(Stored data entries)
----------
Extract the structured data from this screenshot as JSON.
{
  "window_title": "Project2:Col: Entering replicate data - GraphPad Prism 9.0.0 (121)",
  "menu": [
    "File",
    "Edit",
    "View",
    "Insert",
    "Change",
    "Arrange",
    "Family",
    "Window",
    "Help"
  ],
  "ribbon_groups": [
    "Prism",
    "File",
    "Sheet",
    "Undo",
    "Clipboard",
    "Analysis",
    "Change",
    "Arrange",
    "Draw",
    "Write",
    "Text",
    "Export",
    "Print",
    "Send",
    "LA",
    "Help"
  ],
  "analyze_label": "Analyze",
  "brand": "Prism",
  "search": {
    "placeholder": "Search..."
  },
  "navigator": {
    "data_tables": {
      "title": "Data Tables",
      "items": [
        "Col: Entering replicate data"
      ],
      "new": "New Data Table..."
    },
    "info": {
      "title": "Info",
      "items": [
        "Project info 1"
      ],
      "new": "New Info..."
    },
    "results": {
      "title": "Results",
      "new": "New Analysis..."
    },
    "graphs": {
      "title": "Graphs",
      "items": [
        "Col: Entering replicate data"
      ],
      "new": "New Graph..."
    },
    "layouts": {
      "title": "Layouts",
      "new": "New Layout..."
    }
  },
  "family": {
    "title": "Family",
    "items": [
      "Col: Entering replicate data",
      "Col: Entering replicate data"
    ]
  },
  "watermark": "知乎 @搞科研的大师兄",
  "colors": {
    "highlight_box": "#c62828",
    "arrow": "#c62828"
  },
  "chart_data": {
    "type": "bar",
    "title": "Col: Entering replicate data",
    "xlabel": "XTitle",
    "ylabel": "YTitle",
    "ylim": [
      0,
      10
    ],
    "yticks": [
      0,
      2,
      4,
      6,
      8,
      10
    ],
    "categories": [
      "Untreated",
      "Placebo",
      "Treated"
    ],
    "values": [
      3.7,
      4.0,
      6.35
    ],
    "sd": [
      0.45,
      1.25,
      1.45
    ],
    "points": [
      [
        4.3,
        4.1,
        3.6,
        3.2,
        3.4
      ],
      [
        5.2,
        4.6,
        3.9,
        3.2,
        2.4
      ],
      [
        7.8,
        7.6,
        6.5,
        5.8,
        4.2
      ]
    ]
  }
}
----------
### Stated goal
The records above need to be transcribed in full. Keep every character unchanged.

### Response to this task
Extract the structured data from this screenshot as JSON.
{
  "window_title": "Project2:Col: Entering replicate data - GraphPad Prism 9.0.0 (121)",
  "menu": [
    "File",
    "Edit",
    "View",
    "Insert",
    "Change",
    "Arrange",
    "Family",
    "Window",
    "Help"
  ],
  "ribbon_groups": [
    "Prism",
    "File",
    "Sheet",
    "Undo",
    "Clipboard",
    "Analysis",
    "Change",
    "Arrange",
    "Draw",
    "Write",
    "Text",
    "Export",
    "Print",
    "Send",
    "LA",
    "Help"
  ],
  "analyze_label": "Analyze",
  "brand": "Prism",
  "search": {
    "placeholder": "Search..."
  },
  "navigator": {
    "data_tables": {
      "title": "Data Tables",
      "items": [
        "Col: Entering replicate data"
      ],
      "new": "New Data Table..."
    },
    "info": {
      "title": "Info",
      "items": [
        "Project info 1"
      ],
      "new": "New Info..."
    },
    "results": {
      "title": "Results",
      "new": "New Analysis..."
    },
    "graphs": {
      "title": "Graphs",
      "items": [
        "Col: Entering replicate data"
      ],
      "new": "New Graph..."
    },
    "layouts": {
      "title": "Layouts",
      "new": "New Layout..."
    }
  },
  "family": {
    "title": "Family",
    "items": [
      "Col: Entering replicate data",
      "Col: Entering replicate data"
    ]
  },
  "watermark": "知乎 @搞科研的大师兄",
  "colors": {
    "highlight_box": "#c62828",
    "arrow": "#c62828"
  },
  "chart_data": {
    "type": "bar",
    "title": "Col: Entering replicate data",
    "xlabel": "XTitle",
    "ylabel": "YTitle",
    "ylim": [
      0,
      10
    ],
    "yticks": [
      0,
      2,
      4,
      6,
      8,
      10
    ],
    "categories": [
      "Untreated",
      "Placebo",
      "Treated"
    ],
    "values": [
      3.7,
      4.0,
      6.35
    ],
    "sd": [
      0.45,
      1.25,
      1.45
    ],
    "points": [
      [
        4.3,
        4.1,
        3.6,
        3.2,
        3.4
      ],
      [
        5.2,
        4.6,
        3.9,
        3.2,
        2.4
      ],
      [
        7.8,
        7.6,
        6.5,
        5.8,
        4.2
      ]
    ]
  }
}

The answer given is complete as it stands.